*Records shown*
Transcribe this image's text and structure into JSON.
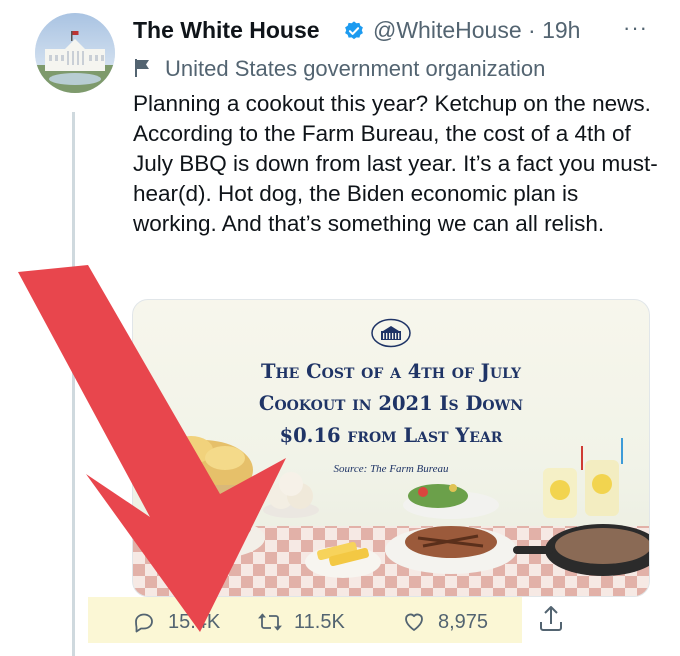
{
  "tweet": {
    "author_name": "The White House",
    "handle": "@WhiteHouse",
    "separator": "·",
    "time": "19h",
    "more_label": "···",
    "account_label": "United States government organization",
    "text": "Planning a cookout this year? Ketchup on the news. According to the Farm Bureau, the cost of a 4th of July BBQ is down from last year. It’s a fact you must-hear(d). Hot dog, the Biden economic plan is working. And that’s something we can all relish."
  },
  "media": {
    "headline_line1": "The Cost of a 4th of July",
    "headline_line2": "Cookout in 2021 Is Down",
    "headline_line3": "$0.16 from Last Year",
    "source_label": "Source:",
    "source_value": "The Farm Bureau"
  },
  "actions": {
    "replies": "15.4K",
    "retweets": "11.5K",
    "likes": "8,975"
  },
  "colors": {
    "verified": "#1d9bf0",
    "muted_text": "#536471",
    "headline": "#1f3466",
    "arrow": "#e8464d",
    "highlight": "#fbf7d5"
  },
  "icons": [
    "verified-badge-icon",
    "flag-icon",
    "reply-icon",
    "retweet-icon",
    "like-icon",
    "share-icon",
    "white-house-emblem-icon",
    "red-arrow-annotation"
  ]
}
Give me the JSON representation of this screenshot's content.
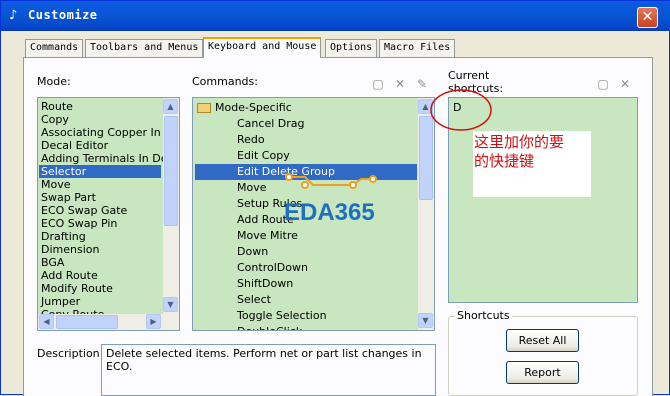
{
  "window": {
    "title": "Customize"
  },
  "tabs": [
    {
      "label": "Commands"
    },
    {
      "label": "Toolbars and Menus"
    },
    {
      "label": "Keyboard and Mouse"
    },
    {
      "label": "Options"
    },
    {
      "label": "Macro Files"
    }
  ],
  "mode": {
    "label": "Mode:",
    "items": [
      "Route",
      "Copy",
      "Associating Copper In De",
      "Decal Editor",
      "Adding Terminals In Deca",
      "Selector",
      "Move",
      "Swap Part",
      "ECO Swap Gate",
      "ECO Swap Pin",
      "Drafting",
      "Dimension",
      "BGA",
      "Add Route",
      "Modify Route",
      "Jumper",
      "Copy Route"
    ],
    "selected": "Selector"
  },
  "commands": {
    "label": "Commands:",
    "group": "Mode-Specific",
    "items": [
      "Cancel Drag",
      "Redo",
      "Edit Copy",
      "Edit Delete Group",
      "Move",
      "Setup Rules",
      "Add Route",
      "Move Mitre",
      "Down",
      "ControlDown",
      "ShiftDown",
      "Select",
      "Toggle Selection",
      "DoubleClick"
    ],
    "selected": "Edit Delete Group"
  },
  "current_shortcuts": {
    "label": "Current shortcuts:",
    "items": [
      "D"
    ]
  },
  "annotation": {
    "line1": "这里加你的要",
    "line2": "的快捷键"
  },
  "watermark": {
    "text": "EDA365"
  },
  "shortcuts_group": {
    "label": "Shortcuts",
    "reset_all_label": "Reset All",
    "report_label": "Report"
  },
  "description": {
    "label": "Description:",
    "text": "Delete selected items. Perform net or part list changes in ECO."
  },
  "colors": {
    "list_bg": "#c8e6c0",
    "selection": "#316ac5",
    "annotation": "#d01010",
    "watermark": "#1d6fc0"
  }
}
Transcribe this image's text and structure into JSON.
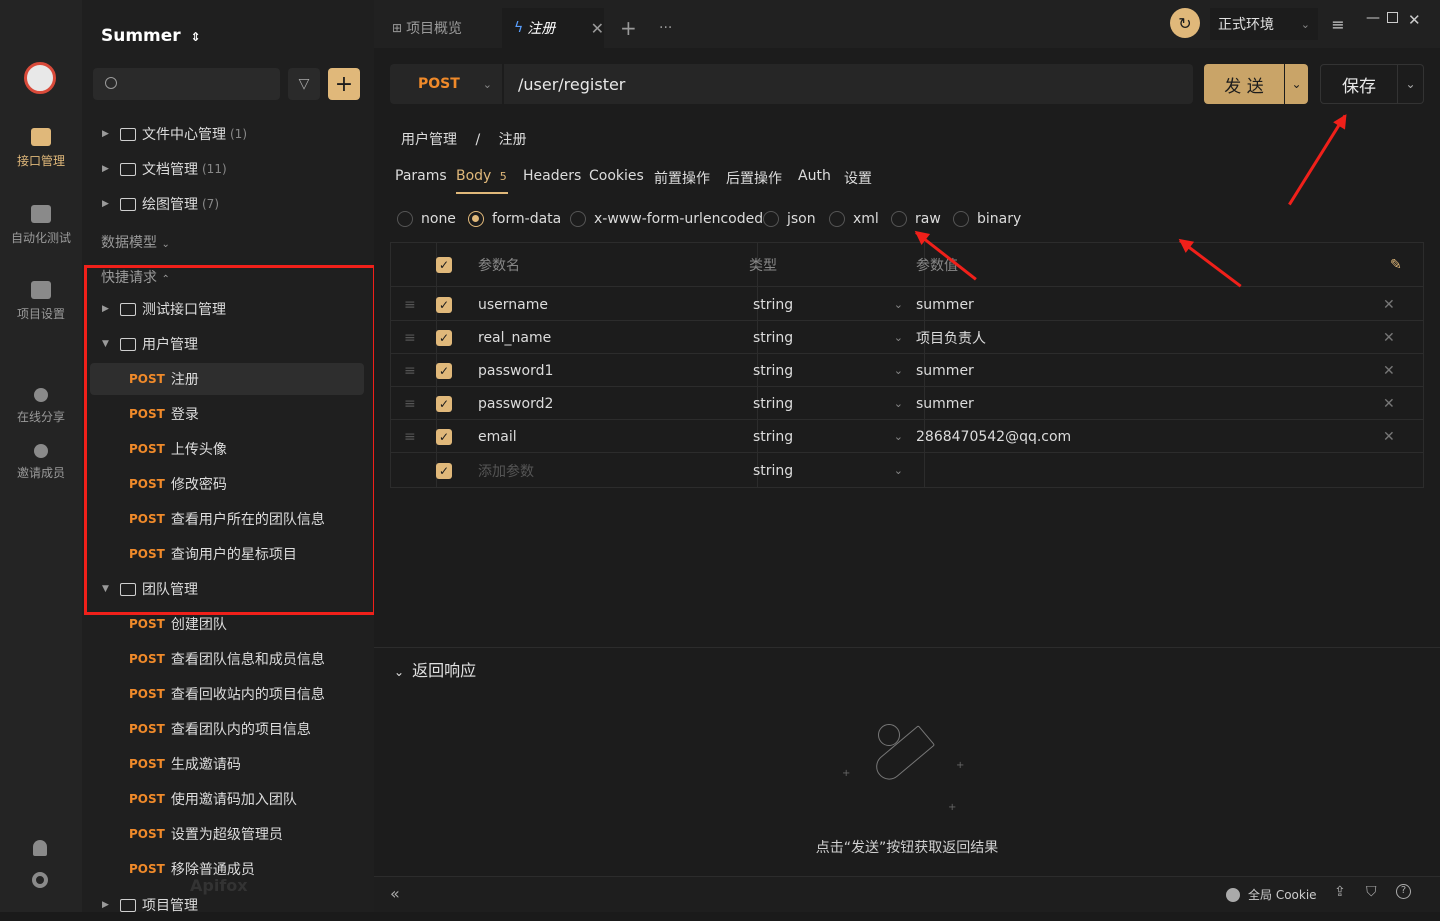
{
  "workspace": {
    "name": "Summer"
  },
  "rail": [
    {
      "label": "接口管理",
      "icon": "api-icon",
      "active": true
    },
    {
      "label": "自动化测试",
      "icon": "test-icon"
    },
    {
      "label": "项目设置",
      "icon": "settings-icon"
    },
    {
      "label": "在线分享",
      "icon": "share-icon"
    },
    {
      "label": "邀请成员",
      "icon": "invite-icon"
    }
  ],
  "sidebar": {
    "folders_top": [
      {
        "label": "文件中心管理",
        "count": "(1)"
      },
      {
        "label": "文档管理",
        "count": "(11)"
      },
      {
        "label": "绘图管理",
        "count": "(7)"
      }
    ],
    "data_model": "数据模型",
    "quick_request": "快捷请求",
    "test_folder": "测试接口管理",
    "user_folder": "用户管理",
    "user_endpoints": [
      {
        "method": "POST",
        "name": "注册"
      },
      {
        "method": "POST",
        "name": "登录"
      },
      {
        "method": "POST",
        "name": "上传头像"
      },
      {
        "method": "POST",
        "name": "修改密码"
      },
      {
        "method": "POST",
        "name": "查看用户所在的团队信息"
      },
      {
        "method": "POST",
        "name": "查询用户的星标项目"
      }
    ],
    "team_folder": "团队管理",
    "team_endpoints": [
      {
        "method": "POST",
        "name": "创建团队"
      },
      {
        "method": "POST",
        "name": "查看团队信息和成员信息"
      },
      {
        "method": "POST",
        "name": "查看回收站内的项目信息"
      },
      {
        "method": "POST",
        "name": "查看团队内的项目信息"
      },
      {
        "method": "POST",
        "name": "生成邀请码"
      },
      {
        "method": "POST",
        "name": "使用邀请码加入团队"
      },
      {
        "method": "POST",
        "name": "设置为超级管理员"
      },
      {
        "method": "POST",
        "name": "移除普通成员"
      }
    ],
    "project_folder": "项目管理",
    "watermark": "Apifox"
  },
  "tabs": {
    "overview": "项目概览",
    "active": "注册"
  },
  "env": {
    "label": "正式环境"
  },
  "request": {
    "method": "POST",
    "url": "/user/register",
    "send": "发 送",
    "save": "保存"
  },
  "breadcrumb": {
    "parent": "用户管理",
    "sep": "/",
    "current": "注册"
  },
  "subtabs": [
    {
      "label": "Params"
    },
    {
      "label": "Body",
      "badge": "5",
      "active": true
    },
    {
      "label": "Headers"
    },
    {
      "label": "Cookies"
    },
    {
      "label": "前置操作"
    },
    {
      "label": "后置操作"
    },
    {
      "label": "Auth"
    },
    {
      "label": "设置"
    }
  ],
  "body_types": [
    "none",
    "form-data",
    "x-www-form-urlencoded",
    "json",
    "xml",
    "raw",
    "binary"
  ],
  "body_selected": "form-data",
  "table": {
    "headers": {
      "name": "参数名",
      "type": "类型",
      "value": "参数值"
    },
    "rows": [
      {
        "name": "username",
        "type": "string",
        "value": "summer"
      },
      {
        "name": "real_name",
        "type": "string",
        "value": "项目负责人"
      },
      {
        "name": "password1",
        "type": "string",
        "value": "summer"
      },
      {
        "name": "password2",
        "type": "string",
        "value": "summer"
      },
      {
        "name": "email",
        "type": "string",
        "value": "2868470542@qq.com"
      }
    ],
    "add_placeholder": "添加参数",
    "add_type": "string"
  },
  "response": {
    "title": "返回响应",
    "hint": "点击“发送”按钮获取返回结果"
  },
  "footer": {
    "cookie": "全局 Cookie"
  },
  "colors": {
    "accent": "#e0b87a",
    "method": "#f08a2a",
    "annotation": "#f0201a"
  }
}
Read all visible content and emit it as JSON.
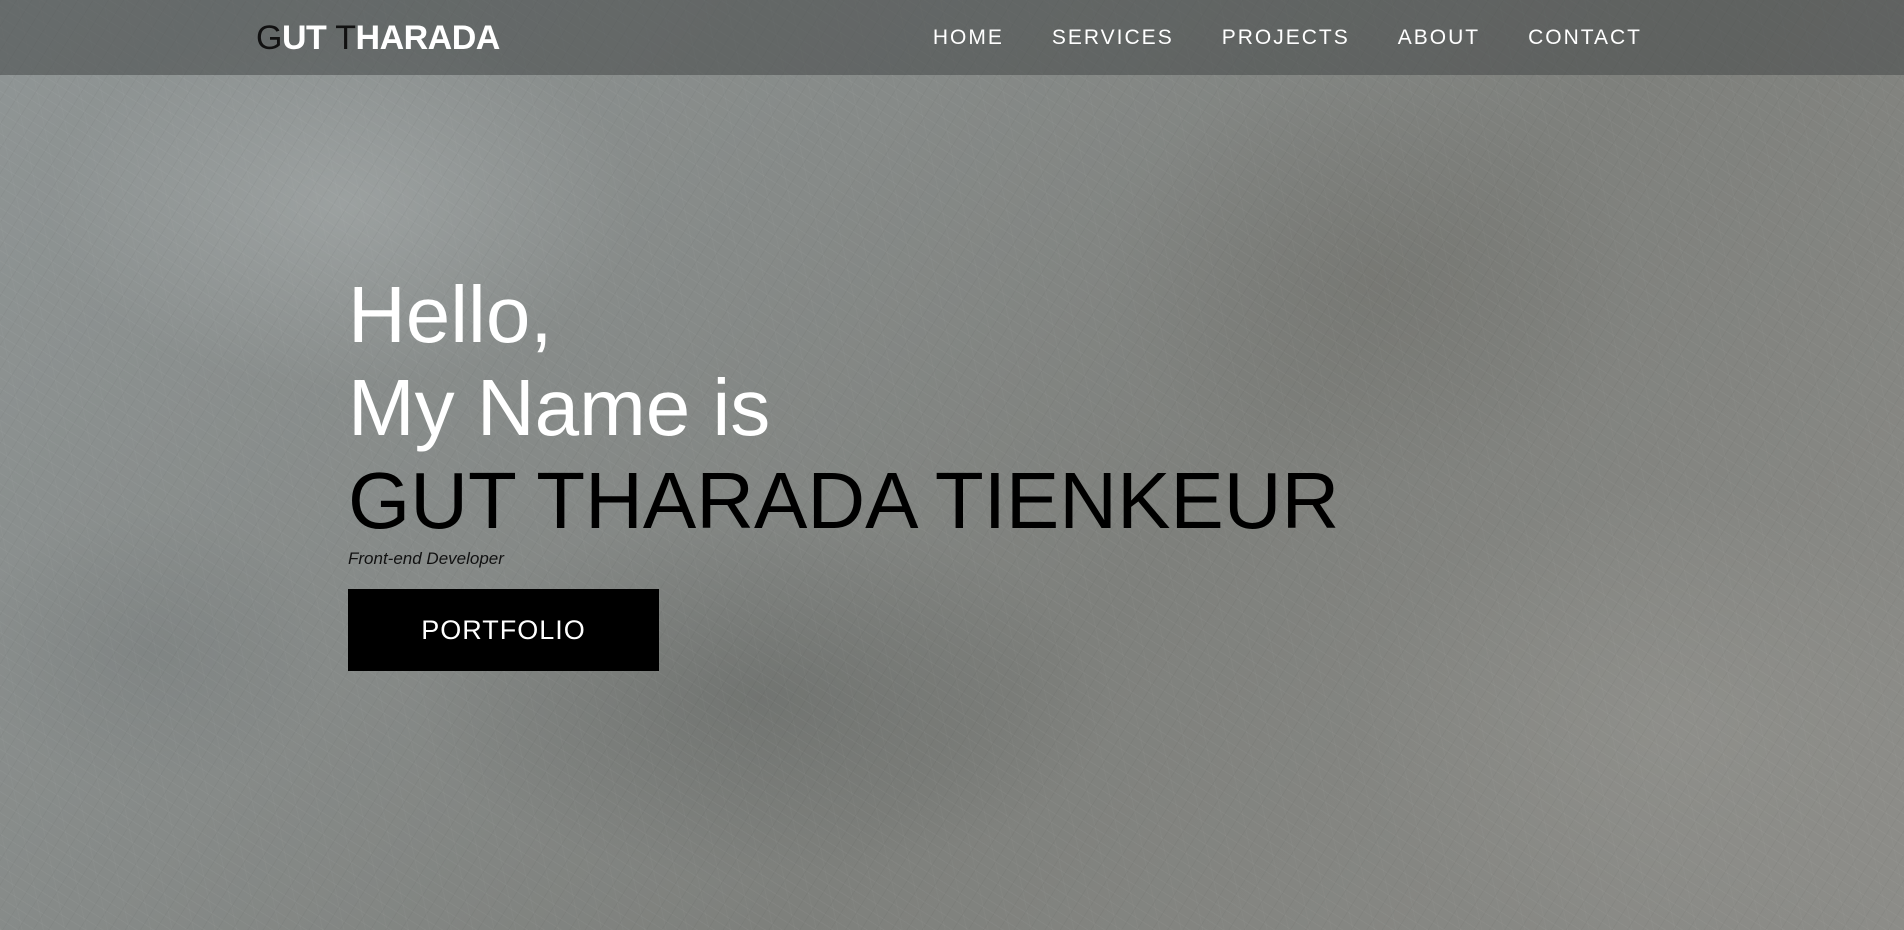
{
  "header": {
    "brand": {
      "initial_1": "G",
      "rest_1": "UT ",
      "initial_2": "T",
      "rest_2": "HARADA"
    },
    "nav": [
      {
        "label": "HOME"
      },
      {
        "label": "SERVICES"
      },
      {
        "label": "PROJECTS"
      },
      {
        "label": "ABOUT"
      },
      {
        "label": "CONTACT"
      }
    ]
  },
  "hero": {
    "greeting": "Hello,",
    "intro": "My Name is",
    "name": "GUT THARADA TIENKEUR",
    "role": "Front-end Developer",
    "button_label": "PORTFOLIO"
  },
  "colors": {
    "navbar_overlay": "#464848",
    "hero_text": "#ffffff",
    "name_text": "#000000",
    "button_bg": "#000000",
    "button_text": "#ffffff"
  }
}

*Request*
Copy the listing in full and without alteration, omitting every picture.

*Worked solution*
Transcribe this image's text and structure into JSON.
{
  "tweet": {
    "author_name": "The White House",
    "handle": "@WhiteHouse",
    "separator": "·",
    "time": "19h",
    "more_label": "···",
    "account_label": "United States government organization",
    "text": "Planning a cookout this year? Ketchup on the news. According to the Farm Bureau, the cost of a 4th of July BBQ is down from last year. It’s a fact you must-hear(d). Hot dog, the Biden economic plan is working. And that’s something we can all relish."
  },
  "media": {
    "headline_line1": "The Cost of a 4th of July",
    "headline_line2": "Cookout in 2021 Is Down",
    "headline_line3": "$0.16 from Last Year",
    "source_label": "Source:",
    "source_value": "The Farm Bureau"
  },
  "actions": {
    "replies": "15.4K",
    "retweets": "11.5K",
    "likes": "8,975"
  },
  "colors": {
    "verified": "#1d9bf0",
    "muted_text": "#536471",
    "headline": "#1f3466",
    "arrow": "#e8464d",
    "highlight": "#fbf7d5"
  },
  "icons": [
    "verified-badge-icon",
    "flag-icon",
    "reply-icon",
    "retweet-icon",
    "like-icon",
    "share-icon",
    "white-house-emblem-icon",
    "red-arrow-annotation"
  ]
}
Give me the JSON representation of this screenshot's content.
{
  "window": {
    "title": "Customize"
  },
  "tabs": [
    {
      "label": "Commands"
    },
    {
      "label": "Toolbars and Menus"
    },
    {
      "label": "Keyboard and Mouse"
    },
    {
      "label": "Options"
    },
    {
      "label": "Macro Files"
    }
  ],
  "mode": {
    "label": "Mode:",
    "items": [
      "Route",
      "Copy",
      "Associating Copper In De",
      "Decal Editor",
      "Adding Terminals In Deca",
      "Selector",
      "Move",
      "Swap Part",
      "ECO Swap Gate",
      "ECO Swap Pin",
      "Drafting",
      "Dimension",
      "BGA",
      "Add Route",
      "Modify Route",
      "Jumper",
      "Copy Route"
    ],
    "selected": "Selector"
  },
  "commands": {
    "label": "Commands:",
    "group": "Mode-Specific",
    "items": [
      "Cancel Drag",
      "Redo",
      "Edit Copy",
      "Edit Delete Group",
      "Move",
      "Setup Rules",
      "Add Route",
      "Move Mitre",
      "Down",
      "ControlDown",
      "ShiftDown",
      "Select",
      "Toggle Selection",
      "DoubleClick"
    ],
    "selected": "Edit Delete Group"
  },
  "current_shortcuts": {
    "label": "Current shortcuts:",
    "items": [
      "D"
    ]
  },
  "annotation": {
    "line1": "这里加你的要",
    "line2": "的快捷键"
  },
  "watermark": {
    "text": "EDA365"
  },
  "shortcuts_group": {
    "label": "Shortcuts",
    "reset_all_label": "Reset All",
    "report_label": "Report"
  },
  "description": {
    "label": "Description:",
    "text": "Delete selected items. Perform net or part list changes in ECO."
  },
  "colors": {
    "list_bg": "#c8e6c0",
    "selection": "#316ac5",
    "annotation": "#d01010",
    "watermark": "#1d6fc0"
  }
}
Transcribe this image's text and structure into JSON.
{
  "workspace": {
    "name": "Summer"
  },
  "rail": [
    {
      "label": "接口管理",
      "icon": "api-icon",
      "active": true
    },
    {
      "label": "自动化测试",
      "icon": "test-icon"
    },
    {
      "label": "项目设置",
      "icon": "settings-icon"
    },
    {
      "label": "在线分享",
      "icon": "share-icon"
    },
    {
      "label": "邀请成员",
      "icon": "invite-icon"
    }
  ],
  "sidebar": {
    "folders_top": [
      {
        "label": "文件中心管理",
        "count": "(1)"
      },
      {
        "label": "文档管理",
        "count": "(11)"
      },
      {
        "label": "绘图管理",
        "count": "(7)"
      }
    ],
    "data_model": "数据模型",
    "quick_request": "快捷请求",
    "test_folder": "测试接口管理",
    "user_folder": "用户管理",
    "user_endpoints": [
      {
        "method": "POST",
        "name": "注册"
      },
      {
        "method": "POST",
        "name": "登录"
      },
      {
        "method": "POST",
        "name": "上传头像"
      },
      {
        "method": "POST",
        "name": "修改密码"
      },
      {
        "method": "POST",
        "name": "查看用户所在的团队信息"
      },
      {
        "method": "POST",
        "name": "查询用户的星标项目"
      }
    ],
    "team_folder": "团队管理",
    "team_endpoints": [
      {
        "method": "POST",
        "name": "创建团队"
      },
      {
        "method": "POST",
        "name": "查看团队信息和成员信息"
      },
      {
        "method": "POST",
        "name": "查看回收站内的项目信息"
      },
      {
        "method": "POST",
        "name": "查看团队内的项目信息"
      },
      {
        "method": "POST",
        "name": "生成邀请码"
      },
      {
        "method": "POST",
        "name": "使用邀请码加入团队"
      },
      {
        "method": "POST",
        "name": "设置为超级管理员"
      },
      {
        "method": "POST",
        "name": "移除普通成员"
      }
    ],
    "project_folder": "项目管理",
    "watermark": "Apifox"
  },
  "tabs": {
    "overview": "项目概览",
    "active": "注册"
  },
  "env": {
    "label": "正式环境"
  },
  "request": {
    "method": "POST",
    "url": "/user/register",
    "send": "发 送",
    "save": "保存"
  },
  "breadcrumb": {
    "parent": "用户管理",
    "sep": "/",
    "current": "注册"
  },
  "subtabs": [
    {
      "label": "Params"
    },
    {
      "label": "Body",
      "badge": "5",
      "active": true
    },
    {
      "label": "Headers"
    },
    {
      "label": "Cookies"
    },
    {
      "label": "前置操作"
    },
    {
      "label": "后置操作"
    },
    {
      "label": "Auth"
    },
    {
      "label": "设置"
    }
  ],
  "body_types": [
    "none",
    "form-data",
    "x-www-form-urlencoded",
    "json",
    "xml",
    "raw",
    "binary"
  ],
  "body_selected": "form-data",
  "table": {
    "headers": {
      "name": "参数名",
      "type": "类型",
      "value": "参数值"
    },
    "rows": [
      {
        "name": "username",
        "type": "string",
        "value": "summer"
      },
      {
        "name": "real_name",
        "type": "string",
        "value": "项目负责人"
      },
      {
        "name": "password1",
        "type": "string",
        "value": "summer"
      },
      {
        "name": "password2",
        "type": "string",
        "value": "summer"
      },
      {
        "name": "email",
        "type": "string",
        "value": "2868470542@qq.com"
      }
    ],
    "add_placeholder": "添加参数",
    "add_type": "string"
  },
  "response": {
    "title": "返回响应",
    "hint": "点击“发送”按钮获取返回结果"
  },
  "footer": {
    "cookie": "全局 Cookie"
  },
  "colors": {
    "accent": "#e0b87a",
    "method": "#f08a2a",
    "annotation": "#f0201a"
  }
}
Read all visible content and emit it as JSON.
{
  "header": {
    "brand": {
      "initial_1": "G",
      "rest_1": "UT ",
      "initial_2": "T",
      "rest_2": "HARADA"
    },
    "nav": [
      {
        "label": "HOME"
      },
      {
        "label": "SERVICES"
      },
      {
        "label": "PROJECTS"
      },
      {
        "label": "ABOUT"
      },
      {
        "label": "CONTACT"
      }
    ]
  },
  "hero": {
    "greeting": "Hello,",
    "intro": "My Name is",
    "name": "GUT THARADA TIENKEUR",
    "role": "Front-end Developer",
    "button_label": "PORTFOLIO"
  },
  "colors": {
    "navbar_overlay": "#464848",
    "hero_text": "#ffffff",
    "name_text": "#000000",
    "button_bg": "#000000",
    "button_text": "#ffffff"
  }
}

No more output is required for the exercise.